> **Work instructions**
Return the full listing exactly as it is written.

> **Working data**
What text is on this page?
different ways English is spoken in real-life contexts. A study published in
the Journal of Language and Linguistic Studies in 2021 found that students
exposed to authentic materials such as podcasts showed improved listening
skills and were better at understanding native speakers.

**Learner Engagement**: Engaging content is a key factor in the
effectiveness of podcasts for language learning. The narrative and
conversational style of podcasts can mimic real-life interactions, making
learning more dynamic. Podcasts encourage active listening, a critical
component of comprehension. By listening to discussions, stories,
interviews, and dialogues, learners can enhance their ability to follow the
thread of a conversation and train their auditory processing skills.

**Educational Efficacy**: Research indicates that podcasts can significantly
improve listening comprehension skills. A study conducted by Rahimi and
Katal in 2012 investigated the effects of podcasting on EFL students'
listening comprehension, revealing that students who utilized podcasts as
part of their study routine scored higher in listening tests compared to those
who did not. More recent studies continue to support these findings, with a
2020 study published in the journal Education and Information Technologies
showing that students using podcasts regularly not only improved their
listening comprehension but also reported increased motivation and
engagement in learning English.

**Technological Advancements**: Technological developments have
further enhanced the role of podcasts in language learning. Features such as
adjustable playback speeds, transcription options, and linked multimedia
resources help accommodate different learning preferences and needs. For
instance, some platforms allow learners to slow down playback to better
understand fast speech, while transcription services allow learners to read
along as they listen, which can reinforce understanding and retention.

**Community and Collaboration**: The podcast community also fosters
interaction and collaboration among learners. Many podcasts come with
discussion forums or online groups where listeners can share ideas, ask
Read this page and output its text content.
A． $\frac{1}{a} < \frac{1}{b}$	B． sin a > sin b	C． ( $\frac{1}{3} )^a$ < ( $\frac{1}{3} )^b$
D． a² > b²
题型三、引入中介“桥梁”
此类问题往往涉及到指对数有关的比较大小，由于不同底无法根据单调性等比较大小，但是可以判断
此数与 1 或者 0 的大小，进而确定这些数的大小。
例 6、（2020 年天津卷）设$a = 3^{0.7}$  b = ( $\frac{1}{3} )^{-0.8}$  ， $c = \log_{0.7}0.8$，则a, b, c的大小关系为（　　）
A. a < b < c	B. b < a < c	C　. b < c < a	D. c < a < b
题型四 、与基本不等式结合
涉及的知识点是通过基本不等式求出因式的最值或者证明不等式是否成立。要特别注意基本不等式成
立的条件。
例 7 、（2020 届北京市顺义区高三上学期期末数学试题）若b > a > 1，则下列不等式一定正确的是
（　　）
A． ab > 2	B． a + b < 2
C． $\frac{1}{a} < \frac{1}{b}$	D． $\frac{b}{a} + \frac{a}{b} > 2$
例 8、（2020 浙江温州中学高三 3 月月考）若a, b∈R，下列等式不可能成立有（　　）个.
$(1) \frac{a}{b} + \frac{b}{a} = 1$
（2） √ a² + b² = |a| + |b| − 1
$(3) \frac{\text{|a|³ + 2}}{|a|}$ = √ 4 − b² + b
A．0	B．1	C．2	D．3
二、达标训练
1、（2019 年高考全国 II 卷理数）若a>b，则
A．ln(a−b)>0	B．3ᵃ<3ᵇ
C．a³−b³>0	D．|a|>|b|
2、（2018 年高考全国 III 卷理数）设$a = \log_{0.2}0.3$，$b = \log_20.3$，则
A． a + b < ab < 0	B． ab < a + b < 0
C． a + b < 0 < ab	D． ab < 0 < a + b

> **The response**
What text is on this page?
different ways English is spoken in real-life contexts. A study published in
the Journal of Language and Linguistic Studies in 2021 found that students
exposed to authentic materials such as podcasts showed improved listening
skills and were better at understanding native speakers.

**Learner Engagement**: Engaging content is a key factor in the
effectiveness of podcasts for language learning. The narrative and
conversational style of podcasts can mimic real-life interactions, making
learning more dynamic. Podcasts encourage active listening, a critical
component of comprehension. By listening to discussions, stories,
interviews, and dialogues, learners can enhance their ability to follow the
thread of a conversation and train their auditory processing skills.

**Educational Efficacy**: Research indicates that podcasts can significantly
improve listening comprehension skills. A study conducted by Rahimi and
Katal in 2012 investigated the effects of podcasting on EFL students'
listening comprehension, revealing that students who utilized podcasts as
part of their study routine scored higher in listening tests compared to those
who did not. More recent studies continue to support these findings, with a
2020 study published in the journal Education and Information Technologies
showing that students using podcasts regularly not only improved their
listening comprehension but also reported increased motivation and
engagement in learning English.

**Technological Advancements**: Technological developments have
further enhanced the role of podcasts in language learning. Features such as
adjustable playback speeds, transcription options, and linked multimedia
resources help accommodate different learning preferences and needs. For
instance, some platforms allow learners to slow down playback to better
understand fast speech, while transcription services allow learners to read
along as they listen, which can reinforce understanding and retention.

**Community and Collaboration**: The podcast community also fosters
interaction and collaboration among learners. Many podcasts come with
discussion forums or online groups where listeners can share ideas, ask
Read this page and output its text content.
A． $\frac{1}{a} < \frac{1}{b}$	B． sin a > sin b	C． ( $\frac{1}{3} )^a$ < ( $\frac{1}{3} )^b$
D． a² > b²
题型三、引入中介“桥梁”
此类问题往往涉及到指对数有关的比较大小，由于不同底无法根据单调性等比较大小，但是可以判断
此数与 1 或者 0 的大小，进而确定这些数的大小。
例 6、（2020 年天津卷）设$a = 3^{0.7}$  b = ( $\frac{1}{3} )^{-0.8}$  ， $c = \log_{0.7}0.8$，则a, b, c的大小关系为（　　）
A. a < b < c	B. b < a < c	C　. b < c < a	D. c < a < b
题型四 、与基本不等式结合
涉及的知识点是通过基本不等式求出因式的最值或者证明不等式是否成立。要特别注意基本不等式成
立的条件。
例 7 、（2020 届北京市顺义区高三上学期期末数学试题）若b > a > 1，则下列不等式一定正确的是
（　　）
A． ab > 2	B． a + b < 2
C． $\frac{1}{a} < \frac{1}{b}$	D． $\frac{b}{a} + \frac{a}{b} > 2$
例 8、（2020 浙江温州中学高三 3 月月考）若a, b∈R，下列等式不可能成立有（　　）个.
$(1) \frac{a}{b} + \frac{b}{a} = 1$
（2） √ a² + b² = |a| + |b| − 1
$(3) \frac{\text{|a|³ + 2}}{|a|}$ = √ 4 − b² + b
A．0	B．1	C．2	D．3
二、达标训练
1、（2019 年高考全国 II 卷理数）若a>b，则
A．ln(a−b)>0	B．3ᵃ<3ᵇ
C．a³−b³>0	D．|a|>|b|
2、（2018 年高考全国 III 卷理数）设$a = \log_{0.2}0.3$，$b = \log_20.3$，则
A． a + b < ab < 0	B． ab < a + b < 0
C． a + b < 0 < ab	D． ab < 0 < a + b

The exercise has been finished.